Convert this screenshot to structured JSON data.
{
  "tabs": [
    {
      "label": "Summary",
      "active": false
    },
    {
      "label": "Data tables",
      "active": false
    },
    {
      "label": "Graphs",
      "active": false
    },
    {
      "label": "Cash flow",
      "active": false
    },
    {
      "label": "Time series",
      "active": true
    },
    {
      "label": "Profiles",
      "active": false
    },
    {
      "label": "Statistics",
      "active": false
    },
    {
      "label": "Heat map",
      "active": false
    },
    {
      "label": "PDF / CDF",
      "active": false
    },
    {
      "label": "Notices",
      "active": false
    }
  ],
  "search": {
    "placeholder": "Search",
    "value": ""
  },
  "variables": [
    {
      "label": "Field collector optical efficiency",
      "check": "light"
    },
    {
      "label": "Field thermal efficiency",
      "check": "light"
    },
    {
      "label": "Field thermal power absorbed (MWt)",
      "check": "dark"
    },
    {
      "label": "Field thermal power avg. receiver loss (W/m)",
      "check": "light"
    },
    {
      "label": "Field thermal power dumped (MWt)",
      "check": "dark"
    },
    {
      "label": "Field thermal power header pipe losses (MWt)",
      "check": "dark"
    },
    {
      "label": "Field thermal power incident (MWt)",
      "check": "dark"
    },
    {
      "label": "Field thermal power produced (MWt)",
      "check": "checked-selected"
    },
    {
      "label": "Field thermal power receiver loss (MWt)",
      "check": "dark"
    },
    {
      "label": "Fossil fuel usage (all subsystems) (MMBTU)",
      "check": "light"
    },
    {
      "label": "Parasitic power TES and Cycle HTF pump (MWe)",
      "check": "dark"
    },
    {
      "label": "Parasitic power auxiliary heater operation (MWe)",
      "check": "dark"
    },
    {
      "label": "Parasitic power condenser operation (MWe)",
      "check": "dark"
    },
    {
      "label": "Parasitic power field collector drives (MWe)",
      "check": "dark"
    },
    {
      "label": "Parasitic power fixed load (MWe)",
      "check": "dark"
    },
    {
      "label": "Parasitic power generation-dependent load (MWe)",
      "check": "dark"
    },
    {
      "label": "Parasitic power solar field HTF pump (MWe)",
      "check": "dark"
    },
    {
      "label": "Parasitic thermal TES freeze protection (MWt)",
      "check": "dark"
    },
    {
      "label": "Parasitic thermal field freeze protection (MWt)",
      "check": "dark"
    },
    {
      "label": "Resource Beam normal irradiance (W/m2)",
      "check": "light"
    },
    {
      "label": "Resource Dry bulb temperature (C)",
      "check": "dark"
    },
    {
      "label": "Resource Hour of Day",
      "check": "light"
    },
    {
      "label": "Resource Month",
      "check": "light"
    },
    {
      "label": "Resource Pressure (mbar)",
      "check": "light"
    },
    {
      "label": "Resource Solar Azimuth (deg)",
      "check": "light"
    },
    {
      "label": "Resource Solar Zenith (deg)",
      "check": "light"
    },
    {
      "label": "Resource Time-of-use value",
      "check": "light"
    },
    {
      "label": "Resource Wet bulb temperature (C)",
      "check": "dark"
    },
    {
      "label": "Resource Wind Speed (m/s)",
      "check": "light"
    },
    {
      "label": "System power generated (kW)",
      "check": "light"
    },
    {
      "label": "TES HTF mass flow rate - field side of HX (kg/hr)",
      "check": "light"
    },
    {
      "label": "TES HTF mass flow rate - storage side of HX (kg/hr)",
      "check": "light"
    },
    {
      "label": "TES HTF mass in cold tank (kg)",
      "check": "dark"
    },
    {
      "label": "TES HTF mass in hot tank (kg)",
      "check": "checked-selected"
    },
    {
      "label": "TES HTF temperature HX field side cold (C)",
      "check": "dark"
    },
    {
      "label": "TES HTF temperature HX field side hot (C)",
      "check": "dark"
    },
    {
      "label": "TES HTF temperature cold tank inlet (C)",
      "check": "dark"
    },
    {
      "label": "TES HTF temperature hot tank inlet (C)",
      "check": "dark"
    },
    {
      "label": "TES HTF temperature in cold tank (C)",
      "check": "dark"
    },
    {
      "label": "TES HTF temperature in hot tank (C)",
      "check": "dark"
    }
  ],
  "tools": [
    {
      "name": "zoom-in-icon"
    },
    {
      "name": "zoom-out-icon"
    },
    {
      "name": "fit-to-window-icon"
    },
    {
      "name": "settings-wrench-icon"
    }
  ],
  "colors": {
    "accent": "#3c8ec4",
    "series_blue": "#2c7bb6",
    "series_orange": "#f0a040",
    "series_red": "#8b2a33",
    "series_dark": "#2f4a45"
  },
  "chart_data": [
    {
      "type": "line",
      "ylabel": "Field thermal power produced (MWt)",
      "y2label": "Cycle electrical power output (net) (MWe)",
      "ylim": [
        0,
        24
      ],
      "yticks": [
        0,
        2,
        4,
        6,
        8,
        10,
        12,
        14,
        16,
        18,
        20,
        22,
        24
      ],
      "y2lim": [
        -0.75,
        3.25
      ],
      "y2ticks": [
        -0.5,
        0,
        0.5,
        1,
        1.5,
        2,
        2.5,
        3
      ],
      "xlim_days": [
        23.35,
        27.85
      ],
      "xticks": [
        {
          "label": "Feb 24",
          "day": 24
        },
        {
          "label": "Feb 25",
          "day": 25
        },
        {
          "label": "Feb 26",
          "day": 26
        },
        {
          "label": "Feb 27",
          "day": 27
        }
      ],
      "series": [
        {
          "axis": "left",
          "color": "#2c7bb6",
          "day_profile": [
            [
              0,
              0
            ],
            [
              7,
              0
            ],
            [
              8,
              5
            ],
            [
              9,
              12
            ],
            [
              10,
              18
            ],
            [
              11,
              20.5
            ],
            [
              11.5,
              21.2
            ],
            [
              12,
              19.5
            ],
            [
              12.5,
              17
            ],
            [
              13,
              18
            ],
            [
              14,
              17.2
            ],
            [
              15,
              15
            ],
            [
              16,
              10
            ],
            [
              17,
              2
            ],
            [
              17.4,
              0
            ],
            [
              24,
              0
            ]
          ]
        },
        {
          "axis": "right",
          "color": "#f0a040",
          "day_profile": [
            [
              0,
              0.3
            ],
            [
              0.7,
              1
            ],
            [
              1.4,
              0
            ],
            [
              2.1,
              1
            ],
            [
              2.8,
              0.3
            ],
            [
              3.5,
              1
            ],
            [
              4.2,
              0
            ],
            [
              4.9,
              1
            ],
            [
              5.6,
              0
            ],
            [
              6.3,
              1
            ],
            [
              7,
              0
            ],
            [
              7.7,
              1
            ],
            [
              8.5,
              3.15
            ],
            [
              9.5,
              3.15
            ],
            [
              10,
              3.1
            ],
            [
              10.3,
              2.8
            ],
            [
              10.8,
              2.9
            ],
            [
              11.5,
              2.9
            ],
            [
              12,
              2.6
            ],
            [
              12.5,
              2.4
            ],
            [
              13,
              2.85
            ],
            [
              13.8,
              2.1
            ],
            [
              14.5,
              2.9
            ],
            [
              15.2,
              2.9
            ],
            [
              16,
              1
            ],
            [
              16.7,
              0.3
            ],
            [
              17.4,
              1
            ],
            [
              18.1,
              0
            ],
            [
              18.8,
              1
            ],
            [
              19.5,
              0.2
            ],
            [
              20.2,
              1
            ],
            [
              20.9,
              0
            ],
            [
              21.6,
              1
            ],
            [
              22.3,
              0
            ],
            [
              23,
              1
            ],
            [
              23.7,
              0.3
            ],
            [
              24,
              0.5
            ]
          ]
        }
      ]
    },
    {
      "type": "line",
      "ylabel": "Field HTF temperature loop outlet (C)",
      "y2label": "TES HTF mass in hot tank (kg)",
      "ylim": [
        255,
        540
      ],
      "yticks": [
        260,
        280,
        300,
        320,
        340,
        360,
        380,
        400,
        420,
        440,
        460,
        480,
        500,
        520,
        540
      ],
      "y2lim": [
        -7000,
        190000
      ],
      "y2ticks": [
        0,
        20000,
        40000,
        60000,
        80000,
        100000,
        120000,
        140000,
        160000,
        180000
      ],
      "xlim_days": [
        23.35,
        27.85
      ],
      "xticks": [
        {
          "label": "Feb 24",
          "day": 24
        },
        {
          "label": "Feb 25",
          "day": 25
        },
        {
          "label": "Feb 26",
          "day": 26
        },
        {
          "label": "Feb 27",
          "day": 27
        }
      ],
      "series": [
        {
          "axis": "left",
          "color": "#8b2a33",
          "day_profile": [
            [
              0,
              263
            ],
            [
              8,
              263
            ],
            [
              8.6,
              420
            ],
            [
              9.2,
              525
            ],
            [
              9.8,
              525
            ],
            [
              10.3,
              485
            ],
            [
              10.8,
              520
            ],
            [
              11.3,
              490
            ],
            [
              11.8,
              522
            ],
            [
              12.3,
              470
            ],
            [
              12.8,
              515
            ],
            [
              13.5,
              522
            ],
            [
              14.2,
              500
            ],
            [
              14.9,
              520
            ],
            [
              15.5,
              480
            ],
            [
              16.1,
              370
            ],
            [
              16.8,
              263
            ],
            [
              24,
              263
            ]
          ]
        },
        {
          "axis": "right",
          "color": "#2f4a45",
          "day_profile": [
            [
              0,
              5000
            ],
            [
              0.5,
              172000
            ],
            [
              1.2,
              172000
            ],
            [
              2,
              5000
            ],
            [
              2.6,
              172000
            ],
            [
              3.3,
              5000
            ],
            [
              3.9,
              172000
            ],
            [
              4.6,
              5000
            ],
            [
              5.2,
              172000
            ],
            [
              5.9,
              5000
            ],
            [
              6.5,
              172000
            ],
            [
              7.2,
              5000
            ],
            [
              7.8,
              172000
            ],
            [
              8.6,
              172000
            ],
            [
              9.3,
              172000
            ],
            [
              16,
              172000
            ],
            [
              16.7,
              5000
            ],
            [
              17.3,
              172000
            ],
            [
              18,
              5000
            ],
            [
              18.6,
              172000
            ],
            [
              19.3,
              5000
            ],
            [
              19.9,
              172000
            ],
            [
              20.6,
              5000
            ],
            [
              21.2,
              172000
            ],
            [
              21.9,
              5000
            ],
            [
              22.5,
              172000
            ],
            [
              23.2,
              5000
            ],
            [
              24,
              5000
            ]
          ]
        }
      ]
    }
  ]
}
*-*-*
▸ TASK BRIEF:
Count how many lines include the string "receiver". Nothing but the number is needed.

▸ TASK ANSWER:
2